» **THE EXERCISE**:
Leave out any pictures and transcribe all other data below exactly.

» **RECORDED INFORMATION**:
##############################

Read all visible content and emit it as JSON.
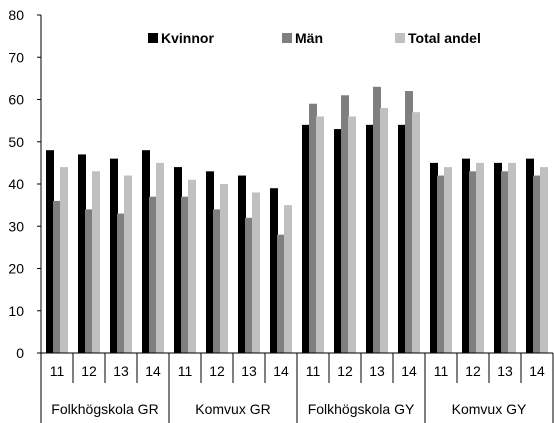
{
  "chart_data": {
    "type": "bar",
    "ylim": [
      0,
      80
    ],
    "yticks": [
      0,
      10,
      20,
      30,
      40,
      50,
      60,
      70,
      80
    ],
    "grid": false,
    "legend_position": "top",
    "groups": [
      {
        "label": "Folkhögskola GR",
        "categories": [
          "11",
          "12",
          "13",
          "14"
        ]
      },
      {
        "label": "Komvux GR",
        "categories": [
          "11",
          "12",
          "13",
          "14"
        ]
      },
      {
        "label": "Folkhögskola GY",
        "categories": [
          "11",
          "12",
          "13",
          "14"
        ]
      },
      {
        "label": "Komvux GY",
        "categories": [
          "11",
          "12",
          "13",
          "14"
        ]
      }
    ],
    "series": [
      {
        "name": "Kvinnor",
        "color": "#000000",
        "values": [
          48,
          47,
          46,
          48,
          44,
          43,
          42,
          39,
          54,
          53,
          54,
          54,
          45,
          46,
          45,
          46
        ]
      },
      {
        "name": "Män",
        "color": "#7f7f7f",
        "values": [
          36,
          34,
          33,
          37,
          37,
          34,
          32,
          28,
          59,
          61,
          63,
          62,
          42,
          43,
          43,
          42
        ]
      },
      {
        "name": "Total andel",
        "color": "#c0c0c0",
        "values": [
          44,
          43,
          42,
          45,
          41,
          40,
          38,
          35,
          56,
          56,
          58,
          57,
          44,
          45,
          45,
          44
        ]
      }
    ]
  }
}
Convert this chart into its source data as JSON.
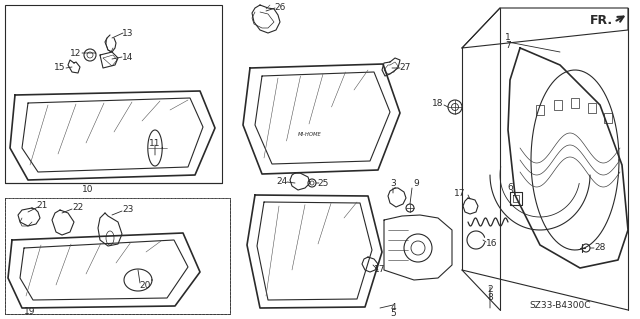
{
  "bg_color": "#ffffff",
  "line_color": "#2a2a2a",
  "diagram_code": "SZ33-B4300C",
  "figsize": [
    6.4,
    3.19
  ],
  "dpi": 100
}
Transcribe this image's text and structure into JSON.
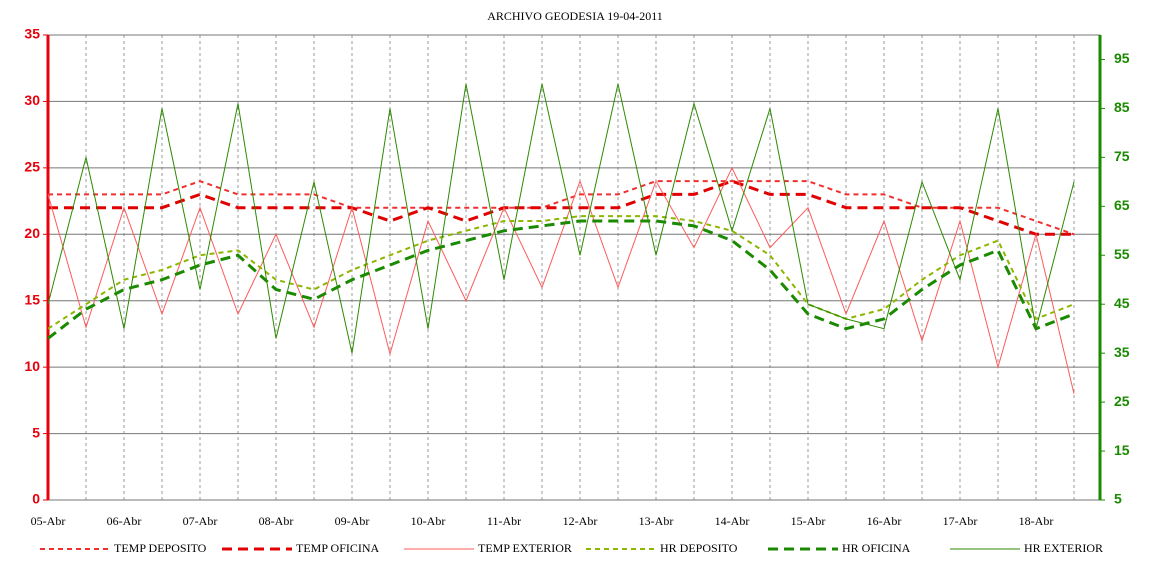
{
  "chart_data": {
    "type": "line",
    "title": "ARCHIVO GEODESIA 19-04-2011",
    "categories": [
      "05-Abr",
      null,
      "06-Abr",
      null,
      "07-Abr",
      null,
      "08-Abr",
      null,
      "09-Abr",
      null,
      "10-Abr",
      null,
      "11-Abr",
      null,
      "12-Abr",
      null,
      "13-Abr",
      null,
      "14-Abr",
      null,
      "15-Abr",
      null,
      "16-Abr",
      null,
      "17-Abr",
      null,
      "18-Abr",
      null
    ],
    "ylim": [
      0,
      35
    ],
    "yticks": [
      0,
      5,
      10,
      15,
      20,
      25,
      30,
      35
    ],
    "y2lim": [
      5,
      100
    ],
    "y2ticks": [
      5,
      15,
      25,
      35,
      45,
      55,
      65,
      75,
      85,
      95
    ],
    "grid": true,
    "legend": "bottom",
    "y_color": "#e8000b",
    "y2_color": "#1a8a00",
    "series": [
      {
        "name": "TEMP DEPOSITO",
        "color": "#f03030",
        "style": "dashed",
        "width": 2,
        "values": [
          23,
          23,
          23,
          23,
          24,
          23,
          23,
          23,
          22,
          22,
          22,
          22,
          22,
          22,
          23,
          23,
          24,
          24,
          24,
          24,
          24,
          23,
          23,
          22,
          22,
          22,
          21,
          20
        ]
      },
      {
        "name": "TEMP OFICINA",
        "color": "#e00000",
        "style": "dashed",
        "width": 3,
        "values": [
          22,
          22,
          22,
          22,
          23,
          22,
          22,
          22,
          22,
          21,
          22,
          21,
          22,
          22,
          22,
          22,
          23,
          23,
          24,
          23,
          23,
          22,
          22,
          22,
          22,
          21,
          20,
          20
        ]
      },
      {
        "name": "TEMP EXTERIOR",
        "color": "#ff5a5a",
        "style": "solid",
        "width": 1,
        "values": [
          23,
          13,
          22,
          14,
          22,
          14,
          20,
          13,
          22,
          11,
          21,
          15,
          22,
          16,
          24,
          16,
          24,
          19,
          25,
          19,
          22,
          14,
          21,
          12,
          21,
          10,
          20,
          8
        ]
      },
      {
        "name": "HR DEPOSITO",
        "color": "#8db600",
        "style": "dashed",
        "width": 2,
        "axis": "y2",
        "values": [
          40,
          45,
          50,
          52,
          55,
          56,
          50,
          48,
          52,
          55,
          58,
          60,
          62,
          62,
          63,
          63,
          63,
          62,
          60,
          55,
          45,
          42,
          44,
          50,
          55,
          58,
          42,
          45
        ]
      },
      {
        "name": "HR OFICINA",
        "color": "#1a8a00",
        "style": "dashed",
        "width": 3,
        "axis": "y2",
        "values": [
          38,
          44,
          48,
          50,
          53,
          55,
          48,
          46,
          50,
          53,
          56,
          58,
          60,
          61,
          62,
          62,
          62,
          61,
          58,
          52,
          43,
          40,
          42,
          48,
          53,
          56,
          40,
          43
        ]
      },
      {
        "name": "HR EXTERIOR",
        "color": "#2b8a00",
        "style": "solid",
        "width": 1,
        "axis": "y2",
        "values": [
          45,
          75,
          40,
          85,
          48,
          86,
          38,
          70,
          35,
          85,
          40,
          90,
          50,
          90,
          55,
          90,
          55,
          86,
          60,
          85,
          45,
          42,
          40,
          70,
          50,
          85,
          40,
          70
        ]
      }
    ]
  }
}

##############################

» **RESULT FOR THIS TASK**:
Read all visible content and emit it as JSON.
{
  "chart_data": {
    "type": "bar",
    "ylim": [
      0,
      80
    ],
    "yticks": [
      0,
      10,
      20,
      30,
      40,
      50,
      60,
      70,
      80
    ],
    "grid": false,
    "legend_position": "top",
    "groups": [
      {
        "label": "Folkhögskola GR",
        "categories": [
          "11",
          "12",
          "13",
          "14"
        ]
      },
      {
        "label": "Komvux GR",
        "categories": [
          "11",
          "12",
          "13",
          "14"
        ]
      },
      {
        "label": "Folkhögskola GY",
        "categories": [
          "11",
          "12",
          "13",
          "14"
        ]
      },
      {
        "label": "Komvux GY",
        "categories": [
          "11",
          "12",
          "13",
          "14"
        ]
      }
    ],
    "series": [
      {
        "name": "Kvinnor",
        "color": "#000000",
        "values": [
          48,
          47,
          46,
          48,
          44,
          43,
          42,
          39,
          54,
          53,
          54,
          54,
          45,
          46,
          45,
          46
        ]
      },
      {
        "name": "Män",
        "color": "#7f7f7f",
        "values": [
          36,
          34,
          33,
          37,
          37,
          34,
          32,
          28,
          59,
          61,
          63,
          62,
          42,
          43,
          43,
          42
        ]
      },
      {
        "name": "Total andel",
        "color": "#c0c0c0",
        "values": [
          44,
          43,
          42,
          45,
          41,
          40,
          38,
          35,
          56,
          56,
          58,
          57,
          44,
          45,
          45,
          44
        ]
      }
    ]
  }
}
Convert this chart into its source data as JSON.
{
  "bg_color": "#ffffff",
  "line_color": "#2a2a2a",
  "diagram_code": "SZ33-B4300C",
  "figsize": [
    6.4,
    3.19
  ],
  "dpi": 100
}
Transcribe this image's text and structure into JSON.
{
  "chart_data": {
    "type": "line",
    "title": "ARCHIVO GEODESIA 19-04-2011",
    "categories": [
      "05-Abr",
      null,
      "06-Abr",
      null,
      "07-Abr",
      null,
      "08-Abr",
      null,
      "09-Abr",
      null,
      "10-Abr",
      null,
      "11-Abr",
      null,
      "12-Abr",
      null,
      "13-Abr",
      null,
      "14-Abr",
      null,
      "15-Abr",
      null,
      "16-Abr",
      null,
      "17-Abr",
      null,
      "18-Abr",
      null
    ],
    "ylim": [
      0,
      35
    ],
    "yticks": [
      0,
      5,
      10,
      15,
      20,
      25,
      30,
      35
    ],
    "y2lim": [
      5,
      100
    ],
    "y2ticks": [
      5,
      15,
      25,
      35,
      45,
      55,
      65,
      75,
      85,
      95
    ],
    "grid": true,
    "legend": "bottom",
    "y_color": "#e8000b",
    "y2_color": "#1a8a00",
    "series": [
      {
        "name": "TEMP DEPOSITO",
        "color": "#f03030",
        "style": "dashed",
        "width": 2,
        "values": [
          23,
          23,
          23,
          23,
          24,
          23,
          23,
          23,
          22,
          22,
          22,
          22,
          22,
          22,
          23,
          23,
          24,
          24,
          24,
          24,
          24,
          23,
          23,
          22,
          22,
          22,
          21,
          20
        ]
      },
      {
        "name": "TEMP OFICINA",
        "color": "#e00000",
        "style": "dashed",
        "width": 3,
        "values": [
          22,
          22,
          22,
          22,
          23,
          22,
          22,
          22,
          22,
          21,
          22,
          21,
          22,
          22,
          22,
          22,
          23,
          23,
          24,
          23,
          23,
          22,
          22,
          22,
          22,
          21,
          20,
          20
        ]
      },
      {
        "name": "TEMP EXTERIOR",
        "color": "#ff5a5a",
        "style": "solid",
        "width": 1,
        "values": [
          23,
          13,
          22,
          14,
          22,
          14,
          20,
          13,
          22,
          11,
          21,
          15,
          22,
          16,
          24,
          16,
          24,
          19,
          25,
          19,
          22,
          14,
          21,
          12,
          21,
          10,
          20,
          8
        ]
      },
      {
        "name": "HR DEPOSITO",
        "color": "#8db600",
        "style": "dashed",
        "width": 2,
        "axis": "y2",
        "values": [
          40,
          45,
          50,
          52,
          55,
          56,
          50,
          48,
          52,
          55,
          58,
          60,
          62,
          62,
          63,
          63,
          63,
          62,
          60,
          55,
          45,
          42,
          44,
          50,
          55,
          58,
          42,
          45
        ]
      },
      {
        "name": "HR OFICINA",
        "color": "#1a8a00",
        "style": "dashed",
        "width": 3,
        "axis": "y2",
        "values": [
          38,
          44,
          48,
          50,
          53,
          55,
          48,
          46,
          50,
          53,
          56,
          58,
          60,
          61,
          62,
          62,
          62,
          61,
          58,
          52,
          43,
          40,
          42,
          48,
          53,
          56,
          40,
          43
        ]
      },
      {
        "name": "HR EXTERIOR",
        "color": "#2b8a00",
        "style": "solid",
        "width": 1,
        "axis": "y2",
        "values": [
          45,
          75,
          40,
          85,
          48,
          86,
          38,
          70,
          35,
          85,
          40,
          90,
          50,
          90,
          55,
          90,
          55,
          86,
          60,
          85,
          45,
          42,
          40,
          70,
          50,
          85,
          40,
          70
        ]
      }
    ]
  }
}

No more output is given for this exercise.